Aim of the exercise: Find the string "type" in the listing and report every line that has it.

Supplied data:
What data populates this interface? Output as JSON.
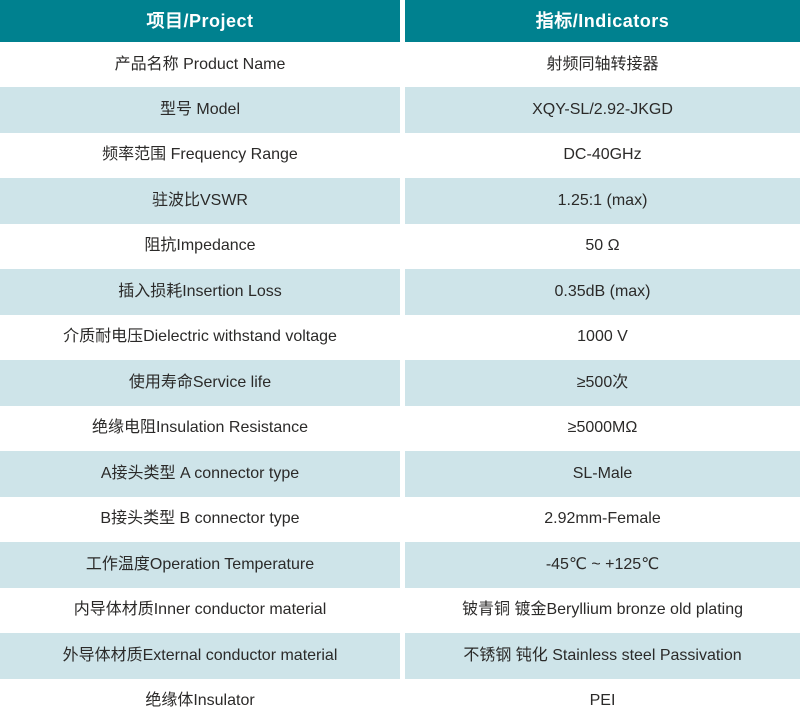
{
  "colors": {
    "header_bg": "#00818F",
    "row_alt_bg": "#CEE4E9",
    "header_text": "#FFFFFF",
    "body_text": "#2B2A29",
    "page_bg": "#FFFFFF"
  },
  "table": {
    "header": {
      "project": "项目/Project",
      "indicators": "指标/Indicators"
    },
    "rows": [
      {
        "label": "产品名称 Product Name",
        "value": "射频同轴转接器"
      },
      {
        "label": "型号 Model",
        "value": "XQY-SL/2.92-JKGD"
      },
      {
        "label": "频率范围 Frequency Range",
        "value": "DC-40GHz"
      },
      {
        "label": "驻波比VSWR",
        "value": "1.25:1 (max)"
      },
      {
        "label": "阻抗Impedance",
        "value": "50 Ω"
      },
      {
        "label": "插入损耗Insertion Loss",
        "value": "0.35dB (max)"
      },
      {
        "label": "介质耐电压Dielectric withstand voltage",
        "value": "1000 V"
      },
      {
        "label": "使用寿命Service life",
        "value": "≥500次"
      },
      {
        "label": "绝缘电阻Insulation Resistance",
        "value": "≥5000MΩ"
      },
      {
        "label": "A接头类型 A connector type",
        "value": "SL-Male"
      },
      {
        "label": "B接头类型 B connector type",
        "value": "2.92mm-Female"
      },
      {
        "label": "工作温度Operation Temperature",
        "value": "-45℃ ~ +125℃"
      },
      {
        "label": "内导体材质Inner conductor material",
        "value": "铍青铜 镀金Beryllium bronze  old plating"
      },
      {
        "label": "外导体材质External conductor material",
        "value": "不锈钢 钝化 Stainless steel  Passivation"
      },
      {
        "label": "绝缘体Insulator",
        "value": "PEI"
      }
    ]
  }
}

Output below:
        "label": "A接头类型 A connector type",
        "label": "B接头类型 B connector type",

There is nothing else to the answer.